» **Recorded data**:
* * * * * * *
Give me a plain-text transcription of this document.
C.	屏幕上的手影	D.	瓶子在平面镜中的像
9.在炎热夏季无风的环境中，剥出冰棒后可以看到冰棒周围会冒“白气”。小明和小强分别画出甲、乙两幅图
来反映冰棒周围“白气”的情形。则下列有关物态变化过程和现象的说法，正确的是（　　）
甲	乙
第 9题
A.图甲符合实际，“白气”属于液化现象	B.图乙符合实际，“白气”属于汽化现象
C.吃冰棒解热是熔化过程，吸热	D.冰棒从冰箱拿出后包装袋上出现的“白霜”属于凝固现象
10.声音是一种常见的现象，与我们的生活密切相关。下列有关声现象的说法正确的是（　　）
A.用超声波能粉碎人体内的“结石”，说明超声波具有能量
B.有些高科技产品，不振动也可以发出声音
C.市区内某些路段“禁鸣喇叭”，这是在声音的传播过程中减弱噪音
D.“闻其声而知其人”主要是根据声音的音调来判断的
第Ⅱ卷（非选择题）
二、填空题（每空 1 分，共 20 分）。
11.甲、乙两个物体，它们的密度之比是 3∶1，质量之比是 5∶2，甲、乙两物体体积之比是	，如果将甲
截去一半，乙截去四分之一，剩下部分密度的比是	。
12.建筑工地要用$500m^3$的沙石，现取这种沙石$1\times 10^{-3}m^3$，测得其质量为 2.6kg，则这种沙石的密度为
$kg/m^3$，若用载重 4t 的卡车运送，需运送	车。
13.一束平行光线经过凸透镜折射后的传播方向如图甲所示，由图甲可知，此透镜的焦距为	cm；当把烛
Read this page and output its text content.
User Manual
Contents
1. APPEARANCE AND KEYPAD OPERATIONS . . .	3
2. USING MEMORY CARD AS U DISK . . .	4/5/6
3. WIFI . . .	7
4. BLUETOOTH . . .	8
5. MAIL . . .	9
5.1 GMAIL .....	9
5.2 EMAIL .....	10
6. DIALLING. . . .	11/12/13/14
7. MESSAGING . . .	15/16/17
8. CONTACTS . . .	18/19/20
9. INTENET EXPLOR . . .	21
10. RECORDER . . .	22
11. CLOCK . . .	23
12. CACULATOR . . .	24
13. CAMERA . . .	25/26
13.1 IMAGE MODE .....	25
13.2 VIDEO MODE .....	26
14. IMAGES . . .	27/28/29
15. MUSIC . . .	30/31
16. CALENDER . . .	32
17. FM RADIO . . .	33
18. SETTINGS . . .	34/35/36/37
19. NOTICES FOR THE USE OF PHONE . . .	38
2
* * * * * * *
» **WHAT NEEDS TO BE DONE**: Write out each line of the data above again, exactly as given.

» **SOLUTION**:
Give me a plain-text transcription of this document.
C.	屏幕上的手影	D.	瓶子在平面镜中的像
9.在炎热夏季无风的环境中，剥出冰棒后可以看到冰棒周围会冒“白气”。小明和小强分别画出甲、乙两幅图
来反映冰棒周围“白气”的情形。则下列有关物态变化过程和现象的说法，正确的是（　　）
甲	乙
第 9题
A.图甲符合实际，“白气”属于液化现象	B.图乙符合实际，“白气”属于汽化现象
C.吃冰棒解热是熔化过程，吸热	D.冰棒从冰箱拿出后包装袋上出现的“白霜”属于凝固现象
10.声音是一种常见的现象，与我们的生活密切相关。下列有关声现象的说法正确的是（　　）
A.用超声波能粉碎人体内的“结石”，说明超声波具有能量
B.有些高科技产品，不振动也可以发出声音
C.市区内某些路段“禁鸣喇叭”，这是在声音的传播过程中减弱噪音
D.“闻其声而知其人”主要是根据声音的音调来判断的
第Ⅱ卷（非选择题）
二、填空题（每空 1 分，共 20 分）。
11.甲、乙两个物体，它们的密度之比是 3∶1，质量之比是 5∶2，甲、乙两物体体积之比是	，如果将甲
截去一半，乙截去四分之一，剩下部分密度的比是	。
12.建筑工地要用$500m^3$的沙石，现取这种沙石$1\times 10^{-3}m^3$，测得其质量为 2.6kg，则这种沙石的密度为
$kg/m^3$，若用载重 4t 的卡车运送，需运送	车。
13.一束平行光线经过凸透镜折射后的传播方向如图甲所示，由图甲可知，此透镜的焦距为	cm；当把烛
Read this page and output its text content.
User Manual
Contents
1. APPEARANCE AND KEYPAD OPERATIONS . . .	3
2. USING MEMORY CARD AS U DISK . . .	4/5/6
3. WIFI . . .	7
4. BLUETOOTH . . .	8
5. MAIL . . .	9
5.1 GMAIL .....	9
5.2 EMAIL .....	10
6. DIALLING. . . .	11/12/13/14
7. MESSAGING . . .	15/16/17
8. CONTACTS . . .	18/19/20
9. INTENET EXPLOR . . .	21
10. RECORDER . . .	22
11. CLOCK . . .	23
12. CACULATOR . . .	24
13. CAMERA . . .	25/26
13.1 IMAGE MODE .....	25
13.2 VIDEO MODE .....	26
14. IMAGES . . .	27/28/29
15. MUSIC . . .	30/31
16. CALENDER . . .	32
17. FM RADIO . . .	33
18. SETTINGS . . .	34/35/36/37
19. NOTICES FOR THE USE OF PHONE . . .	38
2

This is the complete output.